RECORDS
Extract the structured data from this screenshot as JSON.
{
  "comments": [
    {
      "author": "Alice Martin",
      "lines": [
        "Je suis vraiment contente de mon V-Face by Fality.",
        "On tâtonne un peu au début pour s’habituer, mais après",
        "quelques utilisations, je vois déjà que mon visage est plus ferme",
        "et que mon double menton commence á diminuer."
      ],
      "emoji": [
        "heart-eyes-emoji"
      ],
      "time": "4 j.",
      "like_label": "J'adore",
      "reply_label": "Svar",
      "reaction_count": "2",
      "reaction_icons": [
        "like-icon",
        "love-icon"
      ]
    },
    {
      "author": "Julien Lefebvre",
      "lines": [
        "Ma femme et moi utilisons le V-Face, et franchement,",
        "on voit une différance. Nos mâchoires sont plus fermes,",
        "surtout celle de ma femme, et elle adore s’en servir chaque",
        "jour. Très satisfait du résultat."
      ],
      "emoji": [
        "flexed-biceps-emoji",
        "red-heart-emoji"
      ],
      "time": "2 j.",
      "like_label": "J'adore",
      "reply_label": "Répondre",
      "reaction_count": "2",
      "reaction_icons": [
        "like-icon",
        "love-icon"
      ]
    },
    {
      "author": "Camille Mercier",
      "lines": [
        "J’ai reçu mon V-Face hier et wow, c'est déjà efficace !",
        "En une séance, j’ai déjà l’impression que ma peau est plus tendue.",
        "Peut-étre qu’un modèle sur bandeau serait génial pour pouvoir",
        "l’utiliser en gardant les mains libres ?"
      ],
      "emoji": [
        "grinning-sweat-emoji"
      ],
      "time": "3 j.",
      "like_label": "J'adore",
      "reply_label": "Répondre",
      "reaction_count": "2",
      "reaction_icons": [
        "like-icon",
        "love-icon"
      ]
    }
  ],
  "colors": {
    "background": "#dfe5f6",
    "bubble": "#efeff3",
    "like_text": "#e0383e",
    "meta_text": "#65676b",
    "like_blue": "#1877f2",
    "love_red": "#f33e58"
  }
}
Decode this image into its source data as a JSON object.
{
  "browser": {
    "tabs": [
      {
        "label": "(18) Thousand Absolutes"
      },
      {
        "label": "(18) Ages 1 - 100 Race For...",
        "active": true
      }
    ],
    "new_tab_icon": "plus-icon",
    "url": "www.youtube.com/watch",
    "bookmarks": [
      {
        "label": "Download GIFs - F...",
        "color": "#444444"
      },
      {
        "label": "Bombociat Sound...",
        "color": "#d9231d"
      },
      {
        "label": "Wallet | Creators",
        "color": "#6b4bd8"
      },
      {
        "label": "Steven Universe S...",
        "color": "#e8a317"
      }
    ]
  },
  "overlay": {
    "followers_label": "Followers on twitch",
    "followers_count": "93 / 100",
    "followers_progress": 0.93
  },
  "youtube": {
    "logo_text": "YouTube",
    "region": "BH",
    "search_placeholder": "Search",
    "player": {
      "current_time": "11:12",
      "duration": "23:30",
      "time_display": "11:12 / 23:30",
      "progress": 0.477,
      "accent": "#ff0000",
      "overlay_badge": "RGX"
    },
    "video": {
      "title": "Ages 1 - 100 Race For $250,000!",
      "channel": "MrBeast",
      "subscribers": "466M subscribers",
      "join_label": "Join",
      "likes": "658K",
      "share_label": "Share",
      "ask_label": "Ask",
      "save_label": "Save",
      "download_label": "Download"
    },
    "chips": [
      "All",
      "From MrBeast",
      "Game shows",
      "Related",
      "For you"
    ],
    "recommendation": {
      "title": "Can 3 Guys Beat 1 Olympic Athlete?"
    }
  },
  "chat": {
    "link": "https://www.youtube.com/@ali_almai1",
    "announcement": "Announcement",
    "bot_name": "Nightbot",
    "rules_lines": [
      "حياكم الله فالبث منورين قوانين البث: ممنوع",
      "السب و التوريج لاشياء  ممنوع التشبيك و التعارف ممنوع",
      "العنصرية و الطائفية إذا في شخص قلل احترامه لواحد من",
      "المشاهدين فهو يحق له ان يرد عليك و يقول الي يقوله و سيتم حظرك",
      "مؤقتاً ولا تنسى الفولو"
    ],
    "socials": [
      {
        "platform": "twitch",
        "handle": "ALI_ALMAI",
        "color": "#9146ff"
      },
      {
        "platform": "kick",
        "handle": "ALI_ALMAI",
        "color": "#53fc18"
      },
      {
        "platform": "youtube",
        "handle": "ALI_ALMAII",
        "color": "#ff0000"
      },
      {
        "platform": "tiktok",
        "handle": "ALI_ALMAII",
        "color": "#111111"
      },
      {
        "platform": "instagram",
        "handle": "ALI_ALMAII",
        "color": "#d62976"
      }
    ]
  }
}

WHAT YOU HAVE TO DO
Give the records above again, word for word.

RESULT FOR THIS EXERCISE
Extract the structured data from this screenshot as JSON.
{
  "comments": [
    {
      "author": "Alice Martin",
      "lines": [
        "Je suis vraiment contente de mon V-Face by Fality.",
        "On tâtonne un peu au début pour s’habituer, mais après",
        "quelques utilisations, je vois déjà que mon visage est plus ferme",
        "et que mon double menton commence á diminuer."
      ],
      "emoji": [
        "heart-eyes-emoji"
      ],
      "time": "4 j.",
      "like_label": "J'adore",
      "reply_label": "Svar",
      "reaction_count": "2",
      "reaction_icons": [
        "like-icon",
        "love-icon"
      ]
    },
    {
      "author": "Julien Lefebvre",
      "lines": [
        "Ma femme et moi utilisons le V-Face, et franchement,",
        "on voit une différance. Nos mâchoires sont plus fermes,",
        "surtout celle de ma femme, et elle adore s’en servir chaque",
        "jour. Très satisfait du résultat."
      ],
      "emoji": [
        "flexed-biceps-emoji",
        "red-heart-emoji"
      ],
      "time": "2 j.",
      "like_label": "J'adore",
      "reply_label": "Répondre",
      "reaction_count": "2",
      "reaction_icons": [
        "like-icon",
        "love-icon"
      ]
    },
    {
      "author": "Camille Mercier",
      "lines": [
        "J’ai reçu mon V-Face hier et wow, c'est déjà efficace !",
        "En une séance, j’ai déjà l’impression que ma peau est plus tendue.",
        "Peut-étre qu’un modèle sur bandeau serait génial pour pouvoir",
        "l’utiliser en gardant les mains libres ?"
      ],
      "emoji": [
        "grinning-sweat-emoji"
      ],
      "time": "3 j.",
      "like_label": "J'adore",
      "reply_label": "Répondre",
      "reaction_count": "2",
      "reaction_icons": [
        "like-icon",
        "love-icon"
      ]
    }
  ],
  "colors": {
    "background": "#dfe5f6",
    "bubble": "#efeff3",
    "like_text": "#e0383e",
    "meta_text": "#65676b",
    "like_blue": "#1877f2",
    "love_red": "#f33e58"
  }
}
Decode this image into its source data as a JSON object.
{
  "browser": {
    "tabs": [
      {
        "label": "(18) Thousand Absolutes"
      },
      {
        "label": "(18) Ages 1 - 100 Race For...",
        "active": true
      }
    ],
    "new_tab_icon": "plus-icon",
    "url": "www.youtube.com/watch",
    "bookmarks": [
      {
        "label": "Download GIFs - F...",
        "color": "#444444"
      },
      {
        "label": "Bombociat Sound...",
        "color": "#d9231d"
      },
      {
        "label": "Wallet | Creators",
        "color": "#6b4bd8"
      },
      {
        "label": "Steven Universe S...",
        "color": "#e8a317"
      }
    ]
  },
  "overlay": {
    "followers_label": "Followers on twitch",
    "followers_count": "93 / 100",
    "followers_progress": 0.93
  },
  "youtube": {
    "logo_text": "YouTube",
    "region": "BH",
    "search_placeholder": "Search",
    "player": {
      "current_time": "11:12",
      "duration": "23:30",
      "time_display": "11:12 / 23:30",
      "progress": 0.477,
      "accent": "#ff0000",
      "overlay_badge": "RGX"
    },
    "video": {
      "title": "Ages 1 - 100 Race For $250,000!",
      "channel": "MrBeast",
      "subscribers": "466M subscribers",
      "join_label": "Join",
      "likes": "658K",
      "share_label": "Share",
      "ask_label": "Ask",
      "save_label": "Save",
      "download_label": "Download"
    },
    "chips": [
      "All",
      "From MrBeast",
      "Game shows",
      "Related",
      "For you"
    ],
    "recommendation": {
      "title": "Can 3 Guys Beat 1 Olympic Athlete?"
    }
  },
  "chat": {
    "link": "https://www.youtube.com/@ali_almai1",
    "announcement": "Announcement",
    "bot_name": "Nightbot",
    "rules_lines": [
      "حياكم الله فالبث منورين قوانين البث: ممنوع",
      "السب و التوريج لاشياء  ممنوع التشبيك و التعارف ممنوع",
      "العنصرية و الطائفية إذا في شخص قلل احترامه لواحد من",
      "المشاهدين فهو يحق له ان يرد عليك و يقول الي يقوله و سيتم حظرك",
      "مؤقتاً ولا تنسى الفولو"
    ],
    "socials": [
      {
        "platform": "twitch",
        "handle": "ALI_ALMAI",
        "color": "#9146ff"
      },
      {
        "platform": "kick",
        "handle": "ALI_ALMAI",
        "color": "#53fc18"
      },
      {
        "platform": "youtube",
        "handle": "ALI_ALMAII",
        "color": "#ff0000"
      },
      {
        "platform": "tiktok",
        "handle": "ALI_ALMAII",
        "color": "#111111"
      },
      {
        "platform": "instagram",
        "handle": "ALI_ALMAII",
        "color": "#d62976"
      }
    ]
  }
}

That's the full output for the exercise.